■ COSA FARE: Prosegui il testo sulla sentenza della Corte Costituzionale relativa al genere non binario, ripartendo subito dopo la sua ultima frase.

■ ESTRATTO DEL DOCUMENTO:
○ ○ ○

La Corte Costituzionale ha respinto la richiesta del Tribunale di Bolzano di riconoscere il “genere non binario” nei documenti d’identità, ma ha sollecitato il Parlamento a legiferare sulla materia.
Nessun terzo genere, per ora
La Consulta ha ritenuto inammissibile la questione sollevata dal Tribunale di Bolzano, chiarendo che il riconoscimento del genere “non binario” comporterebbe “un impatto generale che postula necessariamente un intervento legislativo di sistema”.
Via libera alle operazioni trans senza autorizzazione del giudice
Nonostante la mancata apertura al genere non binario, la Corte ha accolto un altro importante aspetto del ricorso. Dichiarando incostituzionale l’articolo 31, comma 4, del decreto legislativo 150/2011, la Consulta ha eliminato l’obbligo per le persone transgender di ottenere l’autorizzazione del tribunale per sottoporsi ad interventi chirurgici di riassegnazione del sesso.

○ ○ ○

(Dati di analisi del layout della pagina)
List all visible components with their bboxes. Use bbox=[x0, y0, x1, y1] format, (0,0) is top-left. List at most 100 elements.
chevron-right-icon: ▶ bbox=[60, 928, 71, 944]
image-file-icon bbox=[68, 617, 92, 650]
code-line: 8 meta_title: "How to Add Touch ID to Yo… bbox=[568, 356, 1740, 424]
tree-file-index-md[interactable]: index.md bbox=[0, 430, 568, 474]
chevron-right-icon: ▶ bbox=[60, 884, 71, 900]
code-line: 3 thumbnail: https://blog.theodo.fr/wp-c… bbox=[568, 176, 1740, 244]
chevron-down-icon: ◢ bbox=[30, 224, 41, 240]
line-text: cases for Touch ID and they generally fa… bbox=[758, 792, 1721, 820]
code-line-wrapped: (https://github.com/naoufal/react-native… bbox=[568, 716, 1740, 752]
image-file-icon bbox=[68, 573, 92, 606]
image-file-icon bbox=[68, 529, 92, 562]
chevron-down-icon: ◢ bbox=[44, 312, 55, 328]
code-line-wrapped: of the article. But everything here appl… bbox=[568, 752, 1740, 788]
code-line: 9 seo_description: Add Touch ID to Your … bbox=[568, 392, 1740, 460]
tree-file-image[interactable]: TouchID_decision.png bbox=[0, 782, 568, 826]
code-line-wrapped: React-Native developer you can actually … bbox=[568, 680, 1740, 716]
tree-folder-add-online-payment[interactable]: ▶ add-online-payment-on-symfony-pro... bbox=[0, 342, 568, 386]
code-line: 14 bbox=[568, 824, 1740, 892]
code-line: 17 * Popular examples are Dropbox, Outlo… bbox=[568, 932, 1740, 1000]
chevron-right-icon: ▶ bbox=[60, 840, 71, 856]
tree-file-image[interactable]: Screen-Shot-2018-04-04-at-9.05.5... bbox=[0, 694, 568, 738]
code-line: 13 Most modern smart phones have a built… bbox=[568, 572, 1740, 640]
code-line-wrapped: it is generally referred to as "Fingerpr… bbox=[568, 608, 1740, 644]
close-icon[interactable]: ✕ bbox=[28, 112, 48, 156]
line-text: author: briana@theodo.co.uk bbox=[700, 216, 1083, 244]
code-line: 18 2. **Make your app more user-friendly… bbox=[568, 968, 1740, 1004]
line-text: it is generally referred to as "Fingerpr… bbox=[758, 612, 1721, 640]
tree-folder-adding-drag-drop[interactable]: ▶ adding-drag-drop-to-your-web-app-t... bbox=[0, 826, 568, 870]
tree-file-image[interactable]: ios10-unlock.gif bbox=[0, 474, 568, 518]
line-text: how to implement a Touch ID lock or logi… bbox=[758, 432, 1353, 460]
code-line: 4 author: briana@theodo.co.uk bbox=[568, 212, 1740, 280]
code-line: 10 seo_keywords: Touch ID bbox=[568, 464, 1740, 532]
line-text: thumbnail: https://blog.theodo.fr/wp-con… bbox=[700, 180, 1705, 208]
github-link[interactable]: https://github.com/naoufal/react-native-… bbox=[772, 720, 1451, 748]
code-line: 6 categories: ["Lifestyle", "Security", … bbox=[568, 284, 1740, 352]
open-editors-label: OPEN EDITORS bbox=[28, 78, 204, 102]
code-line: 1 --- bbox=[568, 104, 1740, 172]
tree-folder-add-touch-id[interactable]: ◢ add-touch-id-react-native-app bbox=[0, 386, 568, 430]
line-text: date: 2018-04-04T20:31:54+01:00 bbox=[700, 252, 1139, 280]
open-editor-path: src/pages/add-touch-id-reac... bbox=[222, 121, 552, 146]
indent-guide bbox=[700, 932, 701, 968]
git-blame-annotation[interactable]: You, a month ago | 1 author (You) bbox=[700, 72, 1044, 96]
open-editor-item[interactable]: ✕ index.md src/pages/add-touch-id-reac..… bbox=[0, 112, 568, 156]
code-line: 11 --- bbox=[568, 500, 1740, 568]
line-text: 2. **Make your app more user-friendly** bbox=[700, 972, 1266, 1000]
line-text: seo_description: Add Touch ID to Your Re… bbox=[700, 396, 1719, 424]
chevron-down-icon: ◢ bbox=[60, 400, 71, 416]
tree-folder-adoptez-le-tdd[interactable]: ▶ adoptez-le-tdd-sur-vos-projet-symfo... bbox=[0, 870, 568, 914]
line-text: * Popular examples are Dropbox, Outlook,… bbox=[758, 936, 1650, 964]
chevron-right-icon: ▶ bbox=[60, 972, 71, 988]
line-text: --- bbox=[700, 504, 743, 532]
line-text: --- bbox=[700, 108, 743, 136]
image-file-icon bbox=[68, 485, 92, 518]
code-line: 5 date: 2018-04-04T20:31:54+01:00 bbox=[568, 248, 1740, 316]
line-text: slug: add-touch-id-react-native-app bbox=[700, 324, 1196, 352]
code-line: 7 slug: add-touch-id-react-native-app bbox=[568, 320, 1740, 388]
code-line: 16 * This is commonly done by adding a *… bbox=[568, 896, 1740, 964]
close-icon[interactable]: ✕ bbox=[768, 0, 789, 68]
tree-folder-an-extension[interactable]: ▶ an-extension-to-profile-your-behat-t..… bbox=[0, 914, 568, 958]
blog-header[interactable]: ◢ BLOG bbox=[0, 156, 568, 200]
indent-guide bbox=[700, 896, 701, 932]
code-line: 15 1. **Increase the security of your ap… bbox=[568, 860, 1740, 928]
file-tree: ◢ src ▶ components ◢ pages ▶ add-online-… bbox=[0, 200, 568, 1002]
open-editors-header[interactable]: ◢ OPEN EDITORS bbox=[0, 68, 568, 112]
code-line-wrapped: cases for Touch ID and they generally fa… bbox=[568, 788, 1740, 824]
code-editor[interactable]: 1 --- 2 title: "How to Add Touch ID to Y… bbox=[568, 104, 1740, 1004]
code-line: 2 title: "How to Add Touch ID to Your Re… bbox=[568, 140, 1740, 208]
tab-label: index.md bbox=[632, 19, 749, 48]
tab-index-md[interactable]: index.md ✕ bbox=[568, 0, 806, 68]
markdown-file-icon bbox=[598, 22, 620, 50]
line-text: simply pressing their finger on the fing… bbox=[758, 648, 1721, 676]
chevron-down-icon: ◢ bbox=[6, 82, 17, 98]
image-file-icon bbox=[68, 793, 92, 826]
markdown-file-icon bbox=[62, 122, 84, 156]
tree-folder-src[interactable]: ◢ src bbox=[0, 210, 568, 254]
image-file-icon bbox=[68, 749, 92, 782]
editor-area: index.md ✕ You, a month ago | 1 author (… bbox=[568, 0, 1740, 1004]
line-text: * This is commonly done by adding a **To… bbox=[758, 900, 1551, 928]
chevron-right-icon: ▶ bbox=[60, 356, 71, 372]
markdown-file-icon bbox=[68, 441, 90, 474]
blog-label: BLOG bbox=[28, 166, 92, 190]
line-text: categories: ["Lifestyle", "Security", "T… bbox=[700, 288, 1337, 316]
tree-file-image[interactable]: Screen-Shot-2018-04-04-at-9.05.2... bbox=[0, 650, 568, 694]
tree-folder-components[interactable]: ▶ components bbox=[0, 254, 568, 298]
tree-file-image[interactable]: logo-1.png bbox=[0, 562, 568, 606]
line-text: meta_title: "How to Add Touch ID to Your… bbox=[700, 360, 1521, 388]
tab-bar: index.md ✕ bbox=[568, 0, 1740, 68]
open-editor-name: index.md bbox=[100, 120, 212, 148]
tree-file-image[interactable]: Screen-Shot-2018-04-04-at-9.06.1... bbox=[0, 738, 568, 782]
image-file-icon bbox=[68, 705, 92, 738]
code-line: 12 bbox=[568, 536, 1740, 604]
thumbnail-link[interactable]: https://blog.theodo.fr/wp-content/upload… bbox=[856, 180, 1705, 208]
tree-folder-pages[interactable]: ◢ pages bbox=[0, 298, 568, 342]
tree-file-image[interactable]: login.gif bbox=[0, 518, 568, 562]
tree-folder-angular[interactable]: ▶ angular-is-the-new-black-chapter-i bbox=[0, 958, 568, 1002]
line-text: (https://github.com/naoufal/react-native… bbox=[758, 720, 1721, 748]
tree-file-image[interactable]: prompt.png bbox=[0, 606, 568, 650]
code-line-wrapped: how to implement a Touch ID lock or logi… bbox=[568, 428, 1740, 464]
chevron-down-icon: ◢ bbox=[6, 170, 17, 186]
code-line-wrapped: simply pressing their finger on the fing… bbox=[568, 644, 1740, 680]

○ ○ ○

■ RISPOSTA SCRITTA:
Una norma irragionevole
La Corte ha infatti rilevato che, se la transizione di genere può avvenire anche solo con ormoni e supporto psicologico, l’autorizzazione giudiziale per l’intervento chirurgico appare “irragionevole”, specie se questo dovesse avvenire “dopo la già disposta rettifica anagrafica”.